Print all of the data exactly as written.

(Some records)
▬▬▬▬▬▬

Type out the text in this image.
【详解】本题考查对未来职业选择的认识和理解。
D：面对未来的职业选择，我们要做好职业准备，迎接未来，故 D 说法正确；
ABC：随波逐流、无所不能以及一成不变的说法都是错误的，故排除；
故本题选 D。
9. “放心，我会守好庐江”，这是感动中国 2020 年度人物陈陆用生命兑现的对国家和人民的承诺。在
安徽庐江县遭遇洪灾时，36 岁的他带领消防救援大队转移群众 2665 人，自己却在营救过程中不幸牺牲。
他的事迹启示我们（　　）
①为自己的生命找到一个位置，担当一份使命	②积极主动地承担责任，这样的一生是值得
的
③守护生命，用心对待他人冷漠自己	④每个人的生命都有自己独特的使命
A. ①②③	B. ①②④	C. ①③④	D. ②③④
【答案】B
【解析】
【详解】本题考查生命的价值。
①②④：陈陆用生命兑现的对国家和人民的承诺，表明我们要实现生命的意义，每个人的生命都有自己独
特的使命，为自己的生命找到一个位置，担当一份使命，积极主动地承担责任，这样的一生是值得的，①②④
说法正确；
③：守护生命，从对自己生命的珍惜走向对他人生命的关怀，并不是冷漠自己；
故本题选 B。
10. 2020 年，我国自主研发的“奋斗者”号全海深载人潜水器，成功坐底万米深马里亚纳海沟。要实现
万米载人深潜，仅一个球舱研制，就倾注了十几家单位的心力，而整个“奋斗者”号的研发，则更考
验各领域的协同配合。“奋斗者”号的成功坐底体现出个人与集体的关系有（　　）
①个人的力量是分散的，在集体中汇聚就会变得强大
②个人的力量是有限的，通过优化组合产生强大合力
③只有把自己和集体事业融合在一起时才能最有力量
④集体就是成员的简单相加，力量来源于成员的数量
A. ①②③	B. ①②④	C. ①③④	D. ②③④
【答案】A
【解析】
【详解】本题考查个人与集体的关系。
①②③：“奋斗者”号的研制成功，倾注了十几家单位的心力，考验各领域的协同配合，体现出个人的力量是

▬▬▬▬▬▬

▸ **Output for this exercise**:
Type out the text in this image.
【详解】本题考查对未来职业选择的认识和理解。
D：面对未来的职业选择，我们要做好职业准备，迎接未来，故 D 说法正确；
ABC：随波逐流、无所不能以及一成不变的说法都是错误的，故排除；
故本题选 D。
9. “放心，我会守好庐江”，这是感动中国 2020 年度人物陈陆用生命兑现的对国家和人民的承诺。在
安徽庐江县遭遇洪灾时，36 岁的他带领消防救援大队转移群众 2665 人，自己却在营救过程中不幸牺牲。
他的事迹启示我们（　　）
①为自己的生命找到一个位置，担当一份使命	②积极主动地承担责任，这样的一生是值得
的
③守护生命，用心对待他人冷漠自己	④每个人的生命都有自己独特的使命
A. ①②③	B. ①②④	C. ①③④	D. ②③④
【答案】B
【解析】
【详解】本题考查生命的价值。
①②④：陈陆用生命兑现的对国家和人民的承诺，表明我们要实现生命的意义，每个人的生命都有自己独
特的使命，为自己的生命找到一个位置，担当一份使命，积极主动地承担责任，这样的一生是值得的，①②④
说法正确；
③：守护生命，从对自己生命的珍惜走向对他人生命的关怀，并不是冷漠自己；
故本题选 B。
10. 2020 年，我国自主研发的“奋斗者”号全海深载人潜水器，成功坐底万米深马里亚纳海沟。要实现
万米载人深潜，仅一个球舱研制，就倾注了十几家单位的心力，而整个“奋斗者”号的研发，则更考
验各领域的协同配合。“奋斗者”号的成功坐底体现出个人与集体的关系有（　　）
①个人的力量是分散的，在集体中汇聚就会变得强大
②个人的力量是有限的，通过优化组合产生强大合力
③只有把自己和集体事业融合在一起时才能最有力量
④集体就是成员的简单相加，力量来源于成员的数量
A. ①②③	B. ①②④	C. ①③④	D. ②③④
【答案】A
【解析】
【详解】本题考查个人与集体的关系。
①②③：“奋斗者”号的研制成功，倾注了十几家单位的心力，考验各领域的协同配合，体现出个人的力量是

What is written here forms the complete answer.